Write out the whole listing again, exactly.

Stored records

-*-

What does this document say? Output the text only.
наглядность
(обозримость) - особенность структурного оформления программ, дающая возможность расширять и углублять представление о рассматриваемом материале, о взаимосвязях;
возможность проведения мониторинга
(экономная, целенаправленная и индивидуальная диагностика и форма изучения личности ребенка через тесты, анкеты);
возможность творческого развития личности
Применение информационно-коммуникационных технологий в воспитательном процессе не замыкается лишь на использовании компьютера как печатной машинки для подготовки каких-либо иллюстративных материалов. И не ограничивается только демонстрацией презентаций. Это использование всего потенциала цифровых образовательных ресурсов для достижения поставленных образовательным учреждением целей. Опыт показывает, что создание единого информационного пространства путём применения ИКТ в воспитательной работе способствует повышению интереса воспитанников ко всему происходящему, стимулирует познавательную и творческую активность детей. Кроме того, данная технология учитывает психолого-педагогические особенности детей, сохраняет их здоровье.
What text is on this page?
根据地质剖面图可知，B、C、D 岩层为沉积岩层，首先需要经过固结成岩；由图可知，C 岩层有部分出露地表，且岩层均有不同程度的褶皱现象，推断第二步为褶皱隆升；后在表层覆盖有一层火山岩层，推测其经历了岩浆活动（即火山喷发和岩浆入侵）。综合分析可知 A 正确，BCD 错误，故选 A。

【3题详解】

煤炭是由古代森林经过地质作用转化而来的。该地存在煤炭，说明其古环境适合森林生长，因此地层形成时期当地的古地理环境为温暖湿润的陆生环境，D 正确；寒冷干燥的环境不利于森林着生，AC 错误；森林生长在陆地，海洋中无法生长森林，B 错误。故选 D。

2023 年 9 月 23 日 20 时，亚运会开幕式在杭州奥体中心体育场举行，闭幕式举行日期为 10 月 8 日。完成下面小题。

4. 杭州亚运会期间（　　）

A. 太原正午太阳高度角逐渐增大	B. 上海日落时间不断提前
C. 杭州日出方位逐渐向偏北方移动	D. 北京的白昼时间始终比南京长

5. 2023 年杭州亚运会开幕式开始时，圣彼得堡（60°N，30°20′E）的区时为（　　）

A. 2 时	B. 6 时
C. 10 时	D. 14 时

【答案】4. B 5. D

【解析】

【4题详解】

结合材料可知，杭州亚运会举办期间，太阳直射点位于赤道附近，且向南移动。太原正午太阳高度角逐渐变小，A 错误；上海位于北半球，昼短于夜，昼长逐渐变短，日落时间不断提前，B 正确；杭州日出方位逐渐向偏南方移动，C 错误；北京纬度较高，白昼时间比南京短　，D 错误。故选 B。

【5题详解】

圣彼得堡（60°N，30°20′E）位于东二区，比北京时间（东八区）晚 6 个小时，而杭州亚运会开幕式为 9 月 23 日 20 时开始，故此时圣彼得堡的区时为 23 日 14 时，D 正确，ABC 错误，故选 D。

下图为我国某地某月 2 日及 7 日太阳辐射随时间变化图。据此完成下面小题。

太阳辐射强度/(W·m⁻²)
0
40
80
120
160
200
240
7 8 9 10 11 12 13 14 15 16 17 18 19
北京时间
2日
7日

-*-

WRITTEN SOLUTION |
What does this document say? Output the text only.
наглядность
(обозримость) - особенность структурного оформления программ, дающая возможность расширять и углублять представление о рассматриваемом материале, о взаимосвязях;
возможность проведения мониторинга
(экономная, целенаправленная и индивидуальная диагностика и форма изучения личности ребенка через тесты, анкеты);
возможность творческого развития личности
Применение информационно-коммуникационных технологий в воспитательном процессе не замыкается лишь на использовании компьютера как печатной машинки для подготовки каких-либо иллюстративных материалов. И не ограничивается только демонстрацией презентаций. Это использование всего потенциала цифровых образовательных ресурсов для достижения поставленных образовательным учреждением целей. Опыт показывает, что создание единого информационного пространства путём применения ИКТ в воспитательной работе способствует повышению интереса воспитанников ко всему происходящему, стимулирует познавательную и творческую активность детей. Кроме того, данная технология учитывает психолого-педагогические особенности детей, сохраняет их здоровье.
What text is on this page?
根据地质剖面图可知，B、C、D 岩层为沉积岩层，首先需要经过固结成岩；由图可知，C 岩层有部分出露地表，且岩层均有不同程度的褶皱现象，推断第二步为褶皱隆升；后在表层覆盖有一层火山岩层，推测其经历了岩浆活动（即火山喷发和岩浆入侵）。综合分析可知 A 正确，BCD 错误，故选 A。

【3题详解】

煤炭是由古代森林经过地质作用转化而来的。该地存在煤炭，说明其古环境适合森林生长，因此地层形成时期当地的古地理环境为温暖湿润的陆生环境，D 正确；寒冷干燥的环境不利于森林着生，AC 错误；森林生长在陆地，海洋中无法生长森林，B 错误。故选 D。

2023 年 9 月 23 日 20 时，亚运会开幕式在杭州奥体中心体育场举行，闭幕式举行日期为 10 月 8 日。完成下面小题。

4. 杭州亚运会期间（　　）

A. 太原正午太阳高度角逐渐增大	B. 上海日落时间不断提前
C. 杭州日出方位逐渐向偏北方移动	D. 北京的白昼时间始终比南京长

5. 2023 年杭州亚运会开幕式开始时，圣彼得堡（60°N，30°20′E）的区时为（　　）

A. 2 时	B. 6 时
C. 10 时	D. 14 时

【答案】4. B 5. D

【解析】

【4题详解】

结合材料可知，杭州亚运会举办期间，太阳直射点位于赤道附近，且向南移动。太原正午太阳高度角逐渐变小，A 错误；上海位于北半球，昼短于夜，昼长逐渐变短，日落时间不断提前，B 正确；杭州日出方位逐渐向偏南方移动，C 错误；北京纬度较高，白昼时间比南京短　，D 错误。故选 B。

【5题详解】

圣彼得堡（60°N，30°20′E）位于东二区，比北京时间（东八区）晚 6 个小时，而杭州亚运会开幕式为 9 月 23 日 20 时开始，故此时圣彼得堡的区时为 23 日 14 时，D 正确，ABC 错误，故选 D。

下图为我国某地某月 2 日及 7 日太阳辐射随时间变化图。据此完成下面小题。

太阳辐射强度/(W·m⁻²)
0
40
80
120
160
200
240
7 8 9 10 11 12 13 14 15 16 17 18 19
北京时间
2日
7日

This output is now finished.